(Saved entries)
Begin

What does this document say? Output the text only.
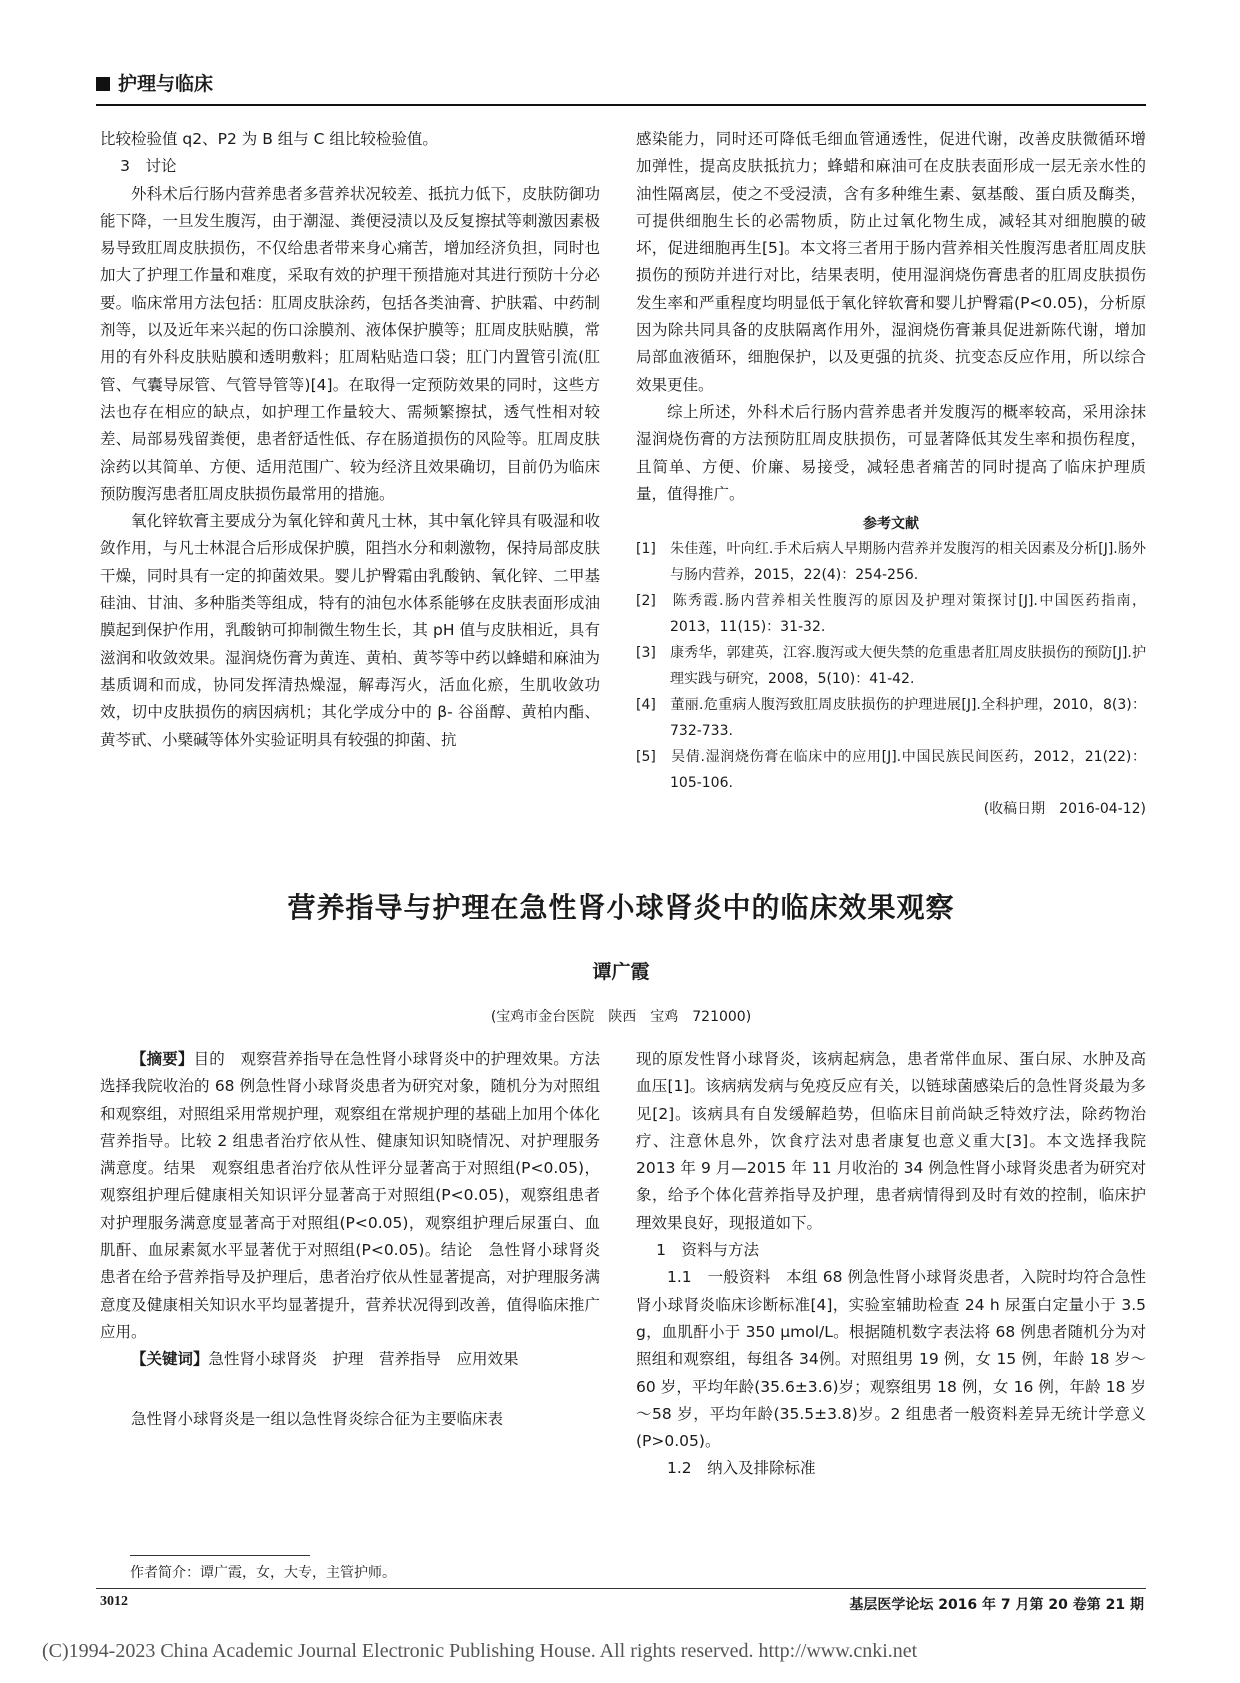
护理与临床

比较检验值 q2、P2 为 B 组与 C 组比较检验值。

3　讨论

外科术后行肠内营养患者多营养状况较差、抵抗力低下，皮肤防御功能下降，一旦发生腹泻，由于潮湿、粪便浸渍以及反复擦拭等刺激因素极易导致肛周皮肤损伤，不仅给患者带来身心痛苦，增加经济负担，同时也加大了护理工作量和难度，采取有效的护理干预措施对其进行预防十分必要。临床常用方法包括：肛周皮肤涂药，包括各类油膏、护肤霜、中药制剂等，以及近年来兴起的伤口涂膜剂、液体保护膜等；肛周皮肤贴膜，常用的有外科皮肤贴膜和透明敷料；肛周粘贴造口袋；肛门内置管引流(肛管、气囊导尿管、气管导管等)[4]。在取得一定预防效果的同时，这些方法也存在相应的缺点，如护理工作量较大、需频繁擦拭，透气性相对较差、局部易残留粪便，患者舒适性低、存在肠道损伤的风险等。肛周皮肤涂药以其简单、方便、适用范围广、较为经济且效果确切，目前仍为临床预防腹泻患者肛周皮肤损伤最常用的措施。

氧化锌软膏主要成分为氧化锌和黄凡士林，其中氧化锌具有吸湿和收敛作用，与凡士林混合后形成保护膜，阻挡水分和刺激物，保持局部皮肤干燥，同时具有一定的抑菌效果。婴儿护臀霜由乳酸钠、氧化锌、二甲基硅油、甘油、多种脂类等组成，特有的油包水体系能够在皮肤表面形成油膜起到保护作用，乳酸钠可抑制微生物生长，其 pH 值与皮肤相近，具有滋润和收敛效果。湿润烧伤膏为黄连、黄柏、黄芩等中药以蜂蜡和麻油为基质调和而成，协同发挥清热燥湿，解毒泻火，活血化瘀，生肌收敛功效，切中皮肤损伤的病因病机；其化学成分中的 β- 谷甾醇、黄柏内酯、黄芩甙、小檗碱等体外实验证明具有较强的抑菌、抗

感染能力，同时还可降低毛细血管通透性，促进代谢，改善皮肤微循环增加弹性，提高皮肤抵抗力；蜂蜡和麻油可在皮肤表面形成一层无亲水性的油性隔离层，使之不受浸渍，含有多种维生素、氨基酸、蛋白质及酶类，可提供细胞生长的必需物质，防止过氧化物生成，减轻其对细胞膜的破坏，促进细胞再生[5]。本文将三者用于肠内营养相关性腹泻患者肛周皮肤损伤的预防并进行对比，结果表明，使用湿润烧伤膏患者的肛周皮肤损伤发生率和严重程度均明显低于氧化锌软膏和婴儿护臀霜(P<0.05)，分析原因为除共同具备的皮肤隔离作用外，湿润烧伤膏兼具促进新陈代谢，增加局部血液循环，细胞保护，以及更强的抗炎、抗变态反应作用，所以综合效果更佳。

综上所述，外科术后行肠内营养患者并发腹泻的概率较高，采用涂抹湿润烧伤膏的方法预防肛周皮肤损伤，可显著降低其发生率和损伤程度，且简单、方便、价廉、易接受，减轻患者痛苦的同时提高了临床护理质量，值得推广。

参考文献

[1]　朱佳莲，叶向红.手术后病人早期肠内营养并发腹泻的相关因素及分析[J].肠外与肠内营养，2015，22(4)：254-256.

[2]　陈秀霞.肠内营养相关性腹泻的原因及护理对策探讨[J].中国医药指南，2013，11(15)：31-32.

[3]　康秀华，郭建英，江容.腹泻或大便失禁的危重患者肛周皮肤损伤的预防[J].护理实践与研究，2008，5(10)：41-42.

[4]　董丽.危重病人腹泻致肛周皮肤损伤的护理进展[J].全科护理，2010，8(3)：732-733.

[5]　吴倩.湿润烧伤膏在临床中的应用[J].中国民族民间医药，2012，21(22)：105-106.

(收稿日期　2016-04-12)

营养指导与护理在急性肾小球肾炎中的临床效果观察
谭广霞
(宝鸡市金台医院　陕西　宝鸡　721000)

【摘要】目的　观察营养指导在急性肾小球肾炎中的护理效果。方法　选择我院收治的 68 例急性肾小球肾炎患者为研究对象，随机分为对照组和观察组，对照组采用常规护理，观察组在常规护理的基础上加用个体化营养指导。比较 2 组患者治疗依从性、健康知识知晓情况、对护理服务满意度。结果　观察组患者治疗依从性评分显著高于对照组(P<0.05)，观察组护理后健康相关知识评分显著高于对照组(P<0.05)，观察组患者对护理服务满意度显著高于对照组(P<0.05)，观察组护理后尿蛋白、血肌酐、血尿素氮水平显著优于对照组(P<0.05)。结论　急性肾小球肾炎患者在给予营养指导及护理后，患者治疗依从性显著提高，对护理服务满意度及健康相关知识水平均显著提升，营养状况得到改善，值得临床推广应用。

【关键词】急性肾小球肾炎　护理　营养指导　应用效果

急性肾小球肾炎是一组以急性肾炎综合征为主要临床表

现的原发性肾小球肾炎，该病起病急，患者常伴血尿、蛋白尿、水肿及高血压[1]。该病病发病与免疫反应有关，以链球菌感染后的急性肾炎最为多见[2]。该病具有自发缓解趋势，但临床目前尚缺乏特效疗法，除药物治疗、注意休息外，饮食疗法对患者康复也意义重大[3]。本文选择我院 2013 年 9 月—2015 年 11 月收治的 34 例急性肾小球肾炎患者为研究对象，给予个体化营养指导及护理，患者病情得到及时有效的控制，临床护理效果良好，现报道如下。

1　资料与方法

1.1　一般资料　本组 68 例急性肾小球肾炎患者，入院时均符合急性肾小球肾炎临床诊断标准[4]，实验室辅助检查 24 h 尿蛋白定量小于 3.5 g，血肌酐小于 350 μmol/L。根据随机数字表法将 68 例患者随机分为对照组和观察组，每组各 34例。对照组男 19 例，女 15 例，年龄 18 岁～60 岁，平均年龄(35.6±3.6)岁；观察组男 18 例，女 16 例，年龄 18 岁～58 岁，平均年龄(35.5±3.8)岁。2 组患者一般资料差异无统计学意义(P>0.05)。

1.2　纳入及排除标准

作者简介：谭广霞，女，大专，主管护师。
3012	基层医学论坛 2016 年 7 月第 20 卷第 21 期
(C)1994-2023 China Academic Journal Electronic Publishing House. All rights reserved. http://www.cnki.net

End

◆ REQUIREMENT
Every line of the data above should be quoted exactly. Omit the pictures.

◆ RESULT OF THIS EXERCISE
What does this document say? Output the text only.
护理与临床

比较检验值 q2、P2 为 B 组与 C 组比较检验值。

3　讨论

外科术后行肠内营养患者多营养状况较差、抵抗力低下，皮肤防御功能下降，一旦发生腹泻，由于潮湿、粪便浸渍以及反复擦拭等刺激因素极易导致肛周皮肤损伤，不仅给患者带来身心痛苦，增加经济负担，同时也加大了护理工作量和难度，采取有效的护理干预措施对其进行预防十分必要。临床常用方法包括：肛周皮肤涂药，包括各类油膏、护肤霜、中药制剂等，以及近年来兴起的伤口涂膜剂、液体保护膜等；肛周皮肤贴膜，常用的有外科皮肤贴膜和透明敷料；肛周粘贴造口袋；肛门内置管引流(肛管、气囊导尿管、气管导管等)[4]。在取得一定预防效果的同时，这些方法也存在相应的缺点，如护理工作量较大、需频繁擦拭，透气性相对较差、局部易残留粪便，患者舒适性低、存在肠道损伤的风险等。肛周皮肤涂药以其简单、方便、适用范围广、较为经济且效果确切，目前仍为临床预防腹泻患者肛周皮肤损伤最常用的措施。

氧化锌软膏主要成分为氧化锌和黄凡士林，其中氧化锌具有吸湿和收敛作用，与凡士林混合后形成保护膜，阻挡水分和刺激物，保持局部皮肤干燥，同时具有一定的抑菌效果。婴儿护臀霜由乳酸钠、氧化锌、二甲基硅油、甘油、多种脂类等组成，特有的油包水体系能够在皮肤表面形成油膜起到保护作用，乳酸钠可抑制微生物生长，其 pH 值与皮肤相近，具有滋润和收敛效果。湿润烧伤膏为黄连、黄柏、黄芩等中药以蜂蜡和麻油为基质调和而成，协同发挥清热燥湿，解毒泻火，活血化瘀，生肌收敛功效，切中皮肤损伤的病因病机；其化学成分中的 β- 谷甾醇、黄柏内酯、黄芩甙、小檗碱等体外实验证明具有较强的抑菌、抗

感染能力，同时还可降低毛细血管通透性，促进代谢，改善皮肤微循环增加弹性，提高皮肤抵抗力；蜂蜡和麻油可在皮肤表面形成一层无亲水性的油性隔离层，使之不受浸渍，含有多种维生素、氨基酸、蛋白质及酶类，可提供细胞生长的必需物质，防止过氧化物生成，减轻其对细胞膜的破坏，促进细胞再生[5]。本文将三者用于肠内营养相关性腹泻患者肛周皮肤损伤的预防并进行对比，结果表明，使用湿润烧伤膏患者的肛周皮肤损伤发生率和严重程度均明显低于氧化锌软膏和婴儿护臀霜(P<0.05)，分析原因为除共同具备的皮肤隔离作用外，湿润烧伤膏兼具促进新陈代谢，增加局部血液循环，细胞保护，以及更强的抗炎、抗变态反应作用，所以综合效果更佳。

综上所述，外科术后行肠内营养患者并发腹泻的概率较高，采用涂抹湿润烧伤膏的方法预防肛周皮肤损伤，可显著降低其发生率和损伤程度，且简单、方便、价廉、易接受，减轻患者痛苦的同时提高了临床护理质量，值得推广。

参考文献

[1]　朱佳莲，叶向红.手术后病人早期肠内营养并发腹泻的相关因素及分析[J].肠外与肠内营养，2015，22(4)：254-256.

[2]　陈秀霞.肠内营养相关性腹泻的原因及护理对策探讨[J].中国医药指南，2013，11(15)：31-32.

[3]　康秀华，郭建英，江容.腹泻或大便失禁的危重患者肛周皮肤损伤的预防[J].护理实践与研究，2008，5(10)：41-42.

[4]　董丽.危重病人腹泻致肛周皮肤损伤的护理进展[J].全科护理，2010，8(3)：732-733.

[5]　吴倩.湿润烧伤膏在临床中的应用[J].中国民族民间医药，2012，21(22)：105-106.

(收稿日期　2016-04-12)

营养指导与护理在急性肾小球肾炎中的临床效果观察
谭广霞
(宝鸡市金台医院　陕西　宝鸡　721000)

【摘要】目的　观察营养指导在急性肾小球肾炎中的护理效果。方法　选择我院收治的 68 例急性肾小球肾炎患者为研究对象，随机分为对照组和观察组，对照组采用常规护理，观察组在常规护理的基础上加用个体化营养指导。比较 2 组患者治疗依从性、健康知识知晓情况、对护理服务满意度。结果　观察组患者治疗依从性评分显著高于对照组(P<0.05)，观察组护理后健康相关知识评分显著高于对照组(P<0.05)，观察组患者对护理服务满意度显著高于对照组(P<0.05)，观察组护理后尿蛋白、血肌酐、血尿素氮水平显著优于对照组(P<0.05)。结论　急性肾小球肾炎患者在给予营养指导及护理后，患者治疗依从性显著提高，对护理服务满意度及健康相关知识水平均显著提升，营养状况得到改善，值得临床推广应用。

【关键词】急性肾小球肾炎　护理　营养指导　应用效果

急性肾小球肾炎是一组以急性肾炎综合征为主要临床表

现的原发性肾小球肾炎，该病起病急，患者常伴血尿、蛋白尿、水肿及高血压[1]。该病病发病与免疫反应有关，以链球菌感染后的急性肾炎最为多见[2]。该病具有自发缓解趋势，但临床目前尚缺乏特效疗法，除药物治疗、注意休息外，饮食疗法对患者康复也意义重大[3]。本文选择我院 2013 年 9 月—2015 年 11 月收治的 34 例急性肾小球肾炎患者为研究对象，给予个体化营养指导及护理，患者病情得到及时有效的控制，临床护理效果良好，现报道如下。

1　资料与方法

1.1　一般资料　本组 68 例急性肾小球肾炎患者，入院时均符合急性肾小球肾炎临床诊断标准[4]，实验室辅助检查 24 h 尿蛋白定量小于 3.5 g，血肌酐小于 350 μmol/L。根据随机数字表法将 68 例患者随机分为对照组和观察组，每组各 34例。对照组男 19 例，女 15 例，年龄 18 岁～60 岁，平均年龄(35.6±3.6)岁；观察组男 18 例，女 16 例，年龄 18 岁～58 岁，平均年龄(35.5±3.8)岁。2 组患者一般资料差异无统计学意义(P>0.05)。

1.2　纳入及排除标准

作者简介：谭广霞，女，大专，主管护师。
3012	基层医学论坛 2016 年 7 月第 20 卷第 21 期
(C)1994-2023 China Academic Journal Electronic Publishing House. All rights reserved. http://www.cnki.net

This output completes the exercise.